Task goal: All entries should be output exactly as they stand.
━━ Supplied material
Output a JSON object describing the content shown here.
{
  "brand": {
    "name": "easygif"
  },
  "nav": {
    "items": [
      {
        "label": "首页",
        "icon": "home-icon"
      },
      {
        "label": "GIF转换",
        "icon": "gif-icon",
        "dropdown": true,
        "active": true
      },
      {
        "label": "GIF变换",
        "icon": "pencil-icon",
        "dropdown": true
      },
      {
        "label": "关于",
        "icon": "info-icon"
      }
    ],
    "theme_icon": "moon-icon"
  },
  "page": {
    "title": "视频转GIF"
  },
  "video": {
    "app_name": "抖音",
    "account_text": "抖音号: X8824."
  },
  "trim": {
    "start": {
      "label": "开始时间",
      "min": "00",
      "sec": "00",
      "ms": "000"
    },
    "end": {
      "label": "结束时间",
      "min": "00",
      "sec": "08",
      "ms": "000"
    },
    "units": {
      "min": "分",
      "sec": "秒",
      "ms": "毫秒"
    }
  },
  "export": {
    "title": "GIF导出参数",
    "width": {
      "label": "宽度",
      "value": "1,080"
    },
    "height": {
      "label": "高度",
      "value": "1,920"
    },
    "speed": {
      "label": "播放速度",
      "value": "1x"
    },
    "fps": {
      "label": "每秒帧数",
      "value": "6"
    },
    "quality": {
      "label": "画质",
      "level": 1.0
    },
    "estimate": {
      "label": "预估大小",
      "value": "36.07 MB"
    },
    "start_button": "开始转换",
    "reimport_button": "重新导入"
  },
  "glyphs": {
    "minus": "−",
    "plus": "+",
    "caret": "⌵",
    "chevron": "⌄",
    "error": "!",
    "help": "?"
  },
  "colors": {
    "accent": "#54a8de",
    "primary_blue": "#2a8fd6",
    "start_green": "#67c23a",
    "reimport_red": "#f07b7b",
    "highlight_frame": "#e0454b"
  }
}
━━━━
Written response:
Output a JSON object describing the content shown here.
{
  "brand": {
    "name": "easygif"
  },
  "nav": {
    "items": [
      {
        "label": "首页",
        "icon": "home-icon"
      },
      {
        "label": "GIF转换",
        "icon": "gif-icon",
        "dropdown": true,
        "active": true
      },
      {
        "label": "GIF变换",
        "icon": "pencil-icon",
        "dropdown": true
      },
      {
        "label": "关于",
        "icon": "info-icon"
      }
    ],
    "theme_icon": "moon-icon"
  },
  "page": {
    "title": "视频转GIF"
  },
  "video": {
    "app_name": "抖音",
    "account_text": "抖音号: X8824."
  },
  "trim": {
    "start": {
      "label": "开始时间",
      "min": "00",
      "sec": "00",
      "ms": "000"
    },
    "end": {
      "label": "结束时间",
      "min": "00",
      "sec": "08",
      "ms": "000"
    },
    "units": {
      "min": "分",
      "sec": "秒",
      "ms": "毫秒"
    }
  },
  "export": {
    "title": "GIF导出参数",
    "width": {
      "label": "宽度",
      "value": "1,080"
    },
    "height": {
      "label": "高度",
      "value": "1,920"
    },
    "speed": {
      "label": "播放速度",
      "value": "1x"
    },
    "fps": {
      "label": "每秒帧数",
      "value": "6"
    },
    "quality": {
      "label": "画质",
      "level": 1.0
    },
    "estimate": {
      "label": "预估大小",
      "value": "36.07 MB"
    },
    "start_button": "开始转换",
    "reimport_button": "重新导入"
  },
  "glyphs": {
    "minus": "−",
    "plus": "+",
    "caret": "⌵",
    "chevron": "⌄",
    "error": "!",
    "help": "?"
  },
  "colors": {
    "accent": "#54a8de",
    "primary_blue": "#2a8fd6",
    "start_green": "#67c23a",
    "reimport_red": "#f07b7b",
    "highlight_frame": "#e0454b"
  }
}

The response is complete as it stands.